TASK OBJECTIVE:
All lines featuring the string "color" are to be listed.

MATERIAL:

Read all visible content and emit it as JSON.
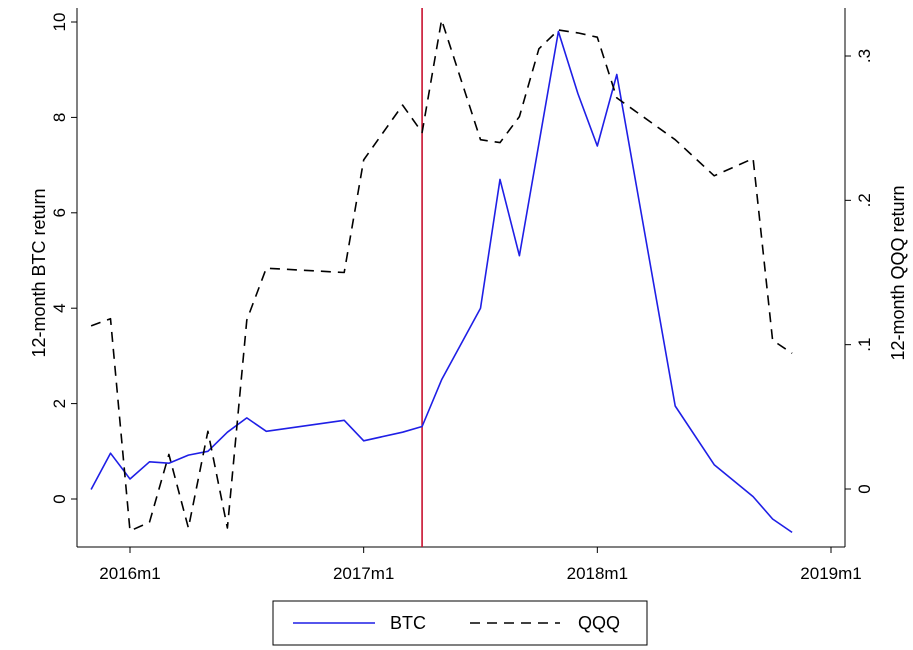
{
  "chart_data": {
    "type": "line",
    "x_unit": "month",
    "x_ticks": [
      {
        "value": "2016-01",
        "label": "2016m1"
      },
      {
        "value": "2017-01",
        "label": "2017m1"
      },
      {
        "value": "2018-01",
        "label": "2018m1"
      },
      {
        "value": "2019-01",
        "label": "2019m1"
      }
    ],
    "xlim": [
      "2015-10",
      "2019-02"
    ],
    "y_left": {
      "label": "12-month BTC return",
      "lim": [
        -1,
        10
      ],
      "ticks": [
        0,
        2,
        4,
        6,
        8,
        10
      ],
      "tick_labels": [
        "0",
        "2",
        "4",
        "6",
        "8",
        "10"
      ]
    },
    "y_right": {
      "label": "12-month QQQ return",
      "lim": [
        -0.04,
        0.335
      ],
      "ticks": [
        0,
        0.1,
        0.2,
        0.3
      ],
      "tick_labels": [
        "0",
        ".1",
        ".2",
        ".3"
      ]
    },
    "vline": {
      "x": "2017-04",
      "color": "#c8102e"
    },
    "grid": false,
    "legend_position": "bottom",
    "series": [
      {
        "name": "BTC",
        "axis": "left",
        "color": "#1f1fe6",
        "style": "solid",
        "x": [
          "2015-11",
          "2015-12",
          "2016-01",
          "2016-02",
          "2016-03",
          "2016-04",
          "2016-05",
          "2016-06",
          "2016-07",
          "2016-08",
          "2016-12",
          "2017-01",
          "2017-03",
          "2017-04",
          "2017-05",
          "2017-07",
          "2017-08",
          "2017-09",
          "2017-11",
          "2017-12",
          "2018-01",
          "2018-02",
          "2018-05",
          "2018-07",
          "2018-09",
          "2018-10",
          "2018-11"
        ],
        "values": [
          0.2,
          0.96,
          0.42,
          0.78,
          0.75,
          0.92,
          1.0,
          1.4,
          1.7,
          1.42,
          1.65,
          1.22,
          1.4,
          1.52,
          2.5,
          4.0,
          6.7,
          5.1,
          9.8,
          8.5,
          7.4,
          8.9,
          1.95,
          0.72,
          0.05,
          -0.42,
          -0.7
        ]
      },
      {
        "name": "QQQ",
        "axis": "right",
        "color": "#000000",
        "style": "dashed",
        "x": [
          "2015-11",
          "2015-12",
          "2016-01",
          "2016-02",
          "2016-03",
          "2016-04",
          "2016-05",
          "2016-06",
          "2016-07",
          "2016-08",
          "2016-12",
          "2017-01",
          "2017-03",
          "2017-04",
          "2017-05",
          "2017-07",
          "2017-08",
          "2017-09",
          "2017-10",
          "2017-11",
          "2017-12",
          "2018-01",
          "2018-02",
          "2018-05",
          "2018-07",
          "2018-09",
          "2018-10",
          "2018-11"
        ],
        "values": [
          0.113,
          0.118,
          -0.029,
          -0.023,
          0.024,
          -0.027,
          0.04,
          -0.027,
          0.117,
          0.153,
          0.15,
          0.228,
          0.266,
          0.247,
          0.325,
          0.242,
          0.24,
          0.258,
          0.305,
          0.318,
          0.316,
          0.313,
          0.271,
          0.242,
          0.217,
          0.229,
          0.103,
          0.094
        ]
      }
    ]
  }
}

ANSWER TO THIS TASK:
      "color": "#c8102e"
        "color": "#1f1fe6",
        "color": "#000000",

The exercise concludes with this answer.